The SmartChip analyses showed the presence of clinically significant ARGs in both, the influent and the effluent, found in opportunistic pathogenic MDR bacteria. The vanC gene found in the influent and effluent of the JN WWTP has also been detected at 33 sites in three main aquatic environments (Nam et al., 2013) and poultry farms (Seok et al., 2005) in South Korea. This may indicate that vanC is already spread out in the environment, animal farms, and even public health settings. In addition, the recently globally issued carbapenem-hydrolyzing β-lactamase gene, bla_NDM, was also detected in the JN WWTP influent. We previously reported the presence of a variant of bla_NDM, bla_NDM–5, in an E. coli strain found in the influent at the same site (Shin et al., 2021). We also previously reported a Klebsiella variicola strain possessing bla_NDM–9 (Di et al., 2017), which was isolated from the Gwangju River in South Korea. The ARGs in the surviving MDR bacteria, or in a free state in the environment, after the treatment process in WWTPs are likely to be prevalent in different bacteria present in different environments, thus making them widespread and persistent.

_Required work_:
Answer from the passage on resistance genes at the JN WWTP:
(a) At how many sites in South Korean aquatic environments was the vanC gene detected?
(b) Which variant of bla_NDM was earlier reported in an E. coli strain from the influent?
(c) Where was the Klebsiella variicola strain carrying bla_NDM–9 isolated?

_Available data_:
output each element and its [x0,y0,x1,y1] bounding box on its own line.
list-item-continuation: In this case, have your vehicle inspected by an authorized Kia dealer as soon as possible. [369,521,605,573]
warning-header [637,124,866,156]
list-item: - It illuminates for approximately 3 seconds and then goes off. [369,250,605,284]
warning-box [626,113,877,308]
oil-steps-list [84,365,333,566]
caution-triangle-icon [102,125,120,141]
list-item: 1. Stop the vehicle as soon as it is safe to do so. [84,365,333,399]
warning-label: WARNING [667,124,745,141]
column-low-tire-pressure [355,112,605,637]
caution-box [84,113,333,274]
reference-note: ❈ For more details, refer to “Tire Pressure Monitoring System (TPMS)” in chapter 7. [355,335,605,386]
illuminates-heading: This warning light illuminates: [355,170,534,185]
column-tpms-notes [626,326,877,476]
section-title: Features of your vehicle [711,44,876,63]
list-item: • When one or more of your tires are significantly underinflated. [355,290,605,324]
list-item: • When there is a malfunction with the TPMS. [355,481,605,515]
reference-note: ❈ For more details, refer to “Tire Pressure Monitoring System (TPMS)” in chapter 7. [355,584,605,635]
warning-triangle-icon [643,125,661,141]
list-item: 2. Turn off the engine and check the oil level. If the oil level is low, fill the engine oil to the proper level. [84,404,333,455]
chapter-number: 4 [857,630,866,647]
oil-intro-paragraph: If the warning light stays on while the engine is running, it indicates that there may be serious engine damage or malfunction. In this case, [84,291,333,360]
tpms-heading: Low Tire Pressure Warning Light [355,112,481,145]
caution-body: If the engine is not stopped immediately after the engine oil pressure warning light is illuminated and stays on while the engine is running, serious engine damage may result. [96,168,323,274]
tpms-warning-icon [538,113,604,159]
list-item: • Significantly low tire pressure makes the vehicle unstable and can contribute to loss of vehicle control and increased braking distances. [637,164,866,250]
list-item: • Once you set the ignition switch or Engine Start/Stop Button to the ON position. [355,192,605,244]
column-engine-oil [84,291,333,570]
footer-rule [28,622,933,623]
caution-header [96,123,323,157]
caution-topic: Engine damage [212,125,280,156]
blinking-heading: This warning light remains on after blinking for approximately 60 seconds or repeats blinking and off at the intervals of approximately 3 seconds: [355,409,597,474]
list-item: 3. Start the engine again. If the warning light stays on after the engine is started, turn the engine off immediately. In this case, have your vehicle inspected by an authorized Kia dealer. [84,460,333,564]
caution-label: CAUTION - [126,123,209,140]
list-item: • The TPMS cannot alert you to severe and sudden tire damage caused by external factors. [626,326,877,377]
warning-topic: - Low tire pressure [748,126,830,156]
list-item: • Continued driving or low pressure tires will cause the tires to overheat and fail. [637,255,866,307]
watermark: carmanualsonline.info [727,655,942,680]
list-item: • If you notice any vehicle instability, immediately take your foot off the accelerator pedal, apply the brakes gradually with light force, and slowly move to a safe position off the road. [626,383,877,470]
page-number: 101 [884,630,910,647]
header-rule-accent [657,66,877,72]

_Answer area_:
(a) 33 sites
(b) bla_NDM–5
(c) The Gwangju River in South Korea